[Given exercise] Extend the passage on the degrees of field extensions, starting after its final sentence.

[Passage to read]

To define the degree of a field extension is not enough to know the two fields involved (except in special cases): you actually have to know what the field extension is. In this case, the field extension $\mathbb{R} \to \mathbb{C}$ you constructed is not the field extension that comes from the inclusion $\mathbb{R} \subseteq \mathbb{C}$, and therefore it can, and does, have different degree.

A simpler (and more dramatic!) example of this phenomenon is the field extension $F(x) / F(x)$ given by the embedding $F(x) \to F(x)$ that sends $x \to x^2$. In this case, we have

$$ [F(x) : F(x)] = 2 $$

The supposition "$K \subseteq F \subseteq L$ as fields" usually implies more than it says: it also implies that the letter $F$ will sometimes be used not for a field, but for the field extension defined by the inclusion $K \to F$. Occasionaly we might disambiguate by writing $F/K$ rather than $F$. Similarly, $L$ will sometimes mean a field, and it will sometimes mean $L/F$ and it will sometimes mean $L/K$.

[Dataset content]

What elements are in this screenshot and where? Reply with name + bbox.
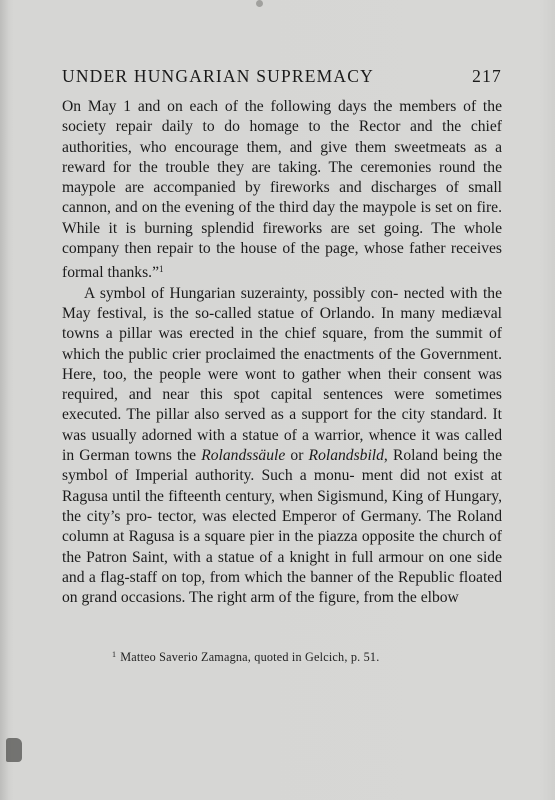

[The response]
These sort of technicalities is the price we pay for the greater flexibility of allowing extensions to be any injective map $F \to E$, rather than requiring field extensions to come from actual subset relationships $|F| \subseteq |E|$ among sets. (In that last expression, $|F|$ means the underlying set, and $\subseteq$ has its usual set-theoretic meaning)

P.S. if you're ever in the situation where you consider the field extension $F(x) \to F(x)$ above, do yourself a favor and rename the indeterminate variable in one of the two copies of $F(x)$ rather than blithely forge ahead as I did above for dramatic effect. Similarly, it's probably wise to add a decoration to $\mathbb{R}$ to indicate when you are using it in a way inconsistent with its canonical inclusion into $\mathbb{C}$. (or decorate $\mathbb{C}$)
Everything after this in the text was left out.